*Written task*: All of the data below must be repeated exactly.

*Provided information*:
⟨

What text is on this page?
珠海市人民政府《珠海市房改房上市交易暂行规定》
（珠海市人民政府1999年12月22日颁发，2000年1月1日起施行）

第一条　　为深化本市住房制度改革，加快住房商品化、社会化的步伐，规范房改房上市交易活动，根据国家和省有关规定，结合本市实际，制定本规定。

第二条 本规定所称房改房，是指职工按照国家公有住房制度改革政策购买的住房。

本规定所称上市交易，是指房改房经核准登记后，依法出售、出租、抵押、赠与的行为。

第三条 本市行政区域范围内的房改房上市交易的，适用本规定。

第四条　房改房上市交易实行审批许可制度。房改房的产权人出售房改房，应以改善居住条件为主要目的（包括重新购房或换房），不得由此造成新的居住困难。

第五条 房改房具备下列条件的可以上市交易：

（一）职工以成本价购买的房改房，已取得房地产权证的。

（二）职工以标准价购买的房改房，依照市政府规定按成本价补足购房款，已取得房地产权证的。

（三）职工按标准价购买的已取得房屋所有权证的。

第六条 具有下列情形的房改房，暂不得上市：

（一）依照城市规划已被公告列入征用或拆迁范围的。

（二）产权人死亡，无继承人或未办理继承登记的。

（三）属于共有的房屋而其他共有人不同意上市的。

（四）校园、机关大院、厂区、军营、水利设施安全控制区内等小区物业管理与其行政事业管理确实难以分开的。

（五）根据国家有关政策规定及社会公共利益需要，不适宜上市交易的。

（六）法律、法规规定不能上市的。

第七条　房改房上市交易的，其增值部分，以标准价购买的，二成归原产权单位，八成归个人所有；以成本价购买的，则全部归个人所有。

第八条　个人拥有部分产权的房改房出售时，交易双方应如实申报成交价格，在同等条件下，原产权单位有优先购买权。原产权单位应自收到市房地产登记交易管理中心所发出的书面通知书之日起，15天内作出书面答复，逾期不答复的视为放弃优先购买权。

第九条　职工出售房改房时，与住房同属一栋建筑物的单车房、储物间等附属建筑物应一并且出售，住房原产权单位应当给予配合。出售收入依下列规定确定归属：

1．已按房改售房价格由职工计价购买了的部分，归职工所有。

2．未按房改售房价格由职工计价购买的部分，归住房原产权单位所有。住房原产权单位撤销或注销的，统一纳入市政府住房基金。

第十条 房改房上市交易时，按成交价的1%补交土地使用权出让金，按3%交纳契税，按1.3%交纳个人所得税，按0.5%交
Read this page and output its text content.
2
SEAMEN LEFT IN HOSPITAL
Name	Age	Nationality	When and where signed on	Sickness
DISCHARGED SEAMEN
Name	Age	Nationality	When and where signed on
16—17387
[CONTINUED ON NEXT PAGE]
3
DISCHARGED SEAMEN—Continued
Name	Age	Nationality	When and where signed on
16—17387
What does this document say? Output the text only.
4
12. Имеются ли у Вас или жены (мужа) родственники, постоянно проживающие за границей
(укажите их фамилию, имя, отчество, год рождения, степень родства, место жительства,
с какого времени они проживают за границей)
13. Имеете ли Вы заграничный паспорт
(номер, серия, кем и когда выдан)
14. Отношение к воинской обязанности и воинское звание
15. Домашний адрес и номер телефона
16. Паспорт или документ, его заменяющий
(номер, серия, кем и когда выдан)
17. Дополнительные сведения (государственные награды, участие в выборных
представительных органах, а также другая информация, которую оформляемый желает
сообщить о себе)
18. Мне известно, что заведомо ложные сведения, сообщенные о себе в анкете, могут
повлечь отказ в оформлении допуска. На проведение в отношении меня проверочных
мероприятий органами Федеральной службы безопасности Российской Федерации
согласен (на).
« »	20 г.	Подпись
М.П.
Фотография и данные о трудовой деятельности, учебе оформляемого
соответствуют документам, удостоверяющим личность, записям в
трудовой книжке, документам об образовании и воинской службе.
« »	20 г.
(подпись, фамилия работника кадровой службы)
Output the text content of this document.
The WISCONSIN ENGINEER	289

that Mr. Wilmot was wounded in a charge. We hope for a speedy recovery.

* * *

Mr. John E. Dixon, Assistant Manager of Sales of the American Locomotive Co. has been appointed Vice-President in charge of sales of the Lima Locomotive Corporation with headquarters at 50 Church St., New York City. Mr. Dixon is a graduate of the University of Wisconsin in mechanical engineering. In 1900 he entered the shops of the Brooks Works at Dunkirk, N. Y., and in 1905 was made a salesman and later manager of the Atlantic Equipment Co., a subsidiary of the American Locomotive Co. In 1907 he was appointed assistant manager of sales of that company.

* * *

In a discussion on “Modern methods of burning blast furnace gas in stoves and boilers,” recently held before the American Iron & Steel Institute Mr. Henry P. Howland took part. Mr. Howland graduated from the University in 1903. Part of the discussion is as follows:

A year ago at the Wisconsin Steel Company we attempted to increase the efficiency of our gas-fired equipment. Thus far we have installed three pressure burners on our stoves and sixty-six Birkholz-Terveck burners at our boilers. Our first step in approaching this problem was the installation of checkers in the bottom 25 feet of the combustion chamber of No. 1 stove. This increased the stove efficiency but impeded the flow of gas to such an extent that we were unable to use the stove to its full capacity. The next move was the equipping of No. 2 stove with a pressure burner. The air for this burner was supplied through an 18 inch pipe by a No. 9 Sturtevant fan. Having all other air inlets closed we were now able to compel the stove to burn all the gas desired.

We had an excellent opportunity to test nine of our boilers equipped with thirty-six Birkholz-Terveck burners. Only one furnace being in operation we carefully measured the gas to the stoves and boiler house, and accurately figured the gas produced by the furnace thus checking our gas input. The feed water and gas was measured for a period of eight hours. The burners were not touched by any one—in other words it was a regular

⟩

*Result of the exercise*:
What text is on this page?
珠海市人民政府《珠海市房改房上市交易暂行规定》
（珠海市人民政府1999年12月22日颁发，2000年1月1日起施行）

第一条　　为深化本市住房制度改革，加快住房商品化、社会化的步伐，规范房改房上市交易活动，根据国家和省有关规定，结合本市实际，制定本规定。

第二条 本规定所称房改房，是指职工按照国家公有住房制度改革政策购买的住房。

本规定所称上市交易，是指房改房经核准登记后，依法出售、出租、抵押、赠与的行为。

第三条 本市行政区域范围内的房改房上市交易的，适用本规定。

第四条　房改房上市交易实行审批许可制度。房改房的产权人出售房改房，应以改善居住条件为主要目的（包括重新购房或换房），不得由此造成新的居住困难。

第五条 房改房具备下列条件的可以上市交易：

（一）职工以成本价购买的房改房，已取得房地产权证的。

（二）职工以标准价购买的房改房，依照市政府规定按成本价补足购房款，已取得房地产权证的。

（三）职工按标准价购买的已取得房屋所有权证的。

第六条 具有下列情形的房改房，暂不得上市：

（一）依照城市规划已被公告列入征用或拆迁范围的。

（二）产权人死亡，无继承人或未办理继承登记的。

（三）属于共有的房屋而其他共有人不同意上市的。

（四）校园、机关大院、厂区、军营、水利设施安全控制区内等小区物业管理与其行政事业管理确实难以分开的。

（五）根据国家有关政策规定及社会公共利益需要，不适宜上市交易的。

（六）法律、法规规定不能上市的。

第七条　房改房上市交易的，其增值部分，以标准价购买的，二成归原产权单位，八成归个人所有；以成本价购买的，则全部归个人所有。

第八条　个人拥有部分产权的房改房出售时，交易双方应如实申报成交价格，在同等条件下，原产权单位有优先购买权。原产权单位应自收到市房地产登记交易管理中心所发出的书面通知书之日起，15天内作出书面答复，逾期不答复的视为放弃优先购买权。

第九条　职工出售房改房时，与住房同属一栋建筑物的单车房、储物间等附属建筑物应一并且出售，住房原产权单位应当给予配合。出售收入依下列规定确定归属：

1．已按房改售房价格由职工计价购买了的部分，归职工所有。

2．未按房改售房价格由职工计价购买的部分，归住房原产权单位所有。住房原产权单位撤销或注销的，统一纳入市政府住房基金。

第十条 房改房上市交易时，按成交价的1%补交土地使用权出让金，按3%交纳契税，按1.3%交纳个人所得税，按0.5%交
Read this page and output its text content.
2
SEAMEN LEFT IN HOSPITAL
Name	Age	Nationality	When and where signed on	Sickness
DISCHARGED SEAMEN
Name	Age	Nationality	When and where signed on
16—17387
[CONTINUED ON NEXT PAGE]
3
DISCHARGED SEAMEN—Continued
Name	Age	Nationality	When and where signed on
16—17387
What does this document say? Output the text only.
4
12. Имеются ли у Вас или жены (мужа) родственники, постоянно проживающие за границей
(укажите их фамилию, имя, отчество, год рождения, степень родства, место жительства,
с какого времени они проживают за границей)
13. Имеете ли Вы заграничный паспорт
(номер, серия, кем и когда выдан)
14. Отношение к воинской обязанности и воинское звание
15. Домашний адрес и номер телефона
16. Паспорт или документ, его заменяющий
(номер, серия, кем и когда выдан)
17. Дополнительные сведения (государственные награды, участие в выборных
представительных органах, а также другая информация, которую оформляемый желает
сообщить о себе)
18. Мне известно, что заведомо ложные сведения, сообщенные о себе в анкете, могут
повлечь отказ в оформлении допуска. На проведение в отношении меня проверочных
мероприятий органами Федеральной службы безопасности Российской Федерации
согласен (на).
« »	20 г.	Подпись
М.П.
Фотография и данные о трудовой деятельности, учебе оформляемого
соответствуют документам, удостоверяющим личность, записям в
трудовой книжке, документам об образовании и воинской службе.
« »	20 г.
(подпись, фамилия работника кадровой службы)
Output the text content of this document.
The WISCONSIN ENGINEER	289

that Mr. Wilmot was wounded in a charge. We hope for a speedy recovery.

* * *

Mr. John E. Dixon, Assistant Manager of Sales of the American Locomotive Co. has been appointed Vice-President in charge of sales of the Lima Locomotive Corporation with headquarters at 50 Church St., New York City. Mr. Dixon is a graduate of the University of Wisconsin in mechanical engineering. In 1900 he entered the shops of the Brooks Works at Dunkirk, N. Y., and in 1905 was made a salesman and later manager of the Atlantic Equipment Co., a subsidiary of the American Locomotive Co. In 1907 he was appointed assistant manager of sales of that company.

* * *

In a discussion on “Modern methods of burning blast furnace gas in stoves and boilers,” recently held before the American Iron & Steel Institute Mr. Henry P. Howland took part. Mr. Howland graduated from the University in 1903. Part of the discussion is as follows:

A year ago at the Wisconsin Steel Company we attempted to increase the efficiency of our gas-fired equipment. Thus far we have installed three pressure burners on our stoves and sixty-six Birkholz-Terveck burners at our boilers. Our first step in approaching this problem was the installation of checkers in the bottom 25 feet of the combustion chamber of No. 1 stove. This increased the stove efficiency but impeded the flow of gas to such an extent that we were unable to use the stove to its full capacity. The next move was the equipping of No. 2 stove with a pressure burner. The air for this burner was supplied through an 18 inch pipe by a No. 9 Sturtevant fan. Having all other air inlets closed we were now able to compel the stove to burn all the gas desired.

We had an excellent opportunity to test nine of our boilers equipped with thirty-six Birkholz-Terveck burners. Only one furnace being in operation we carefully measured the gas to the stoves and boiler house, and accurately figured the gas produced by the furnace thus checking our gas input. The feed water and gas was measured for a period of eight hours. The burners were not touched by any one—in other words it was a regular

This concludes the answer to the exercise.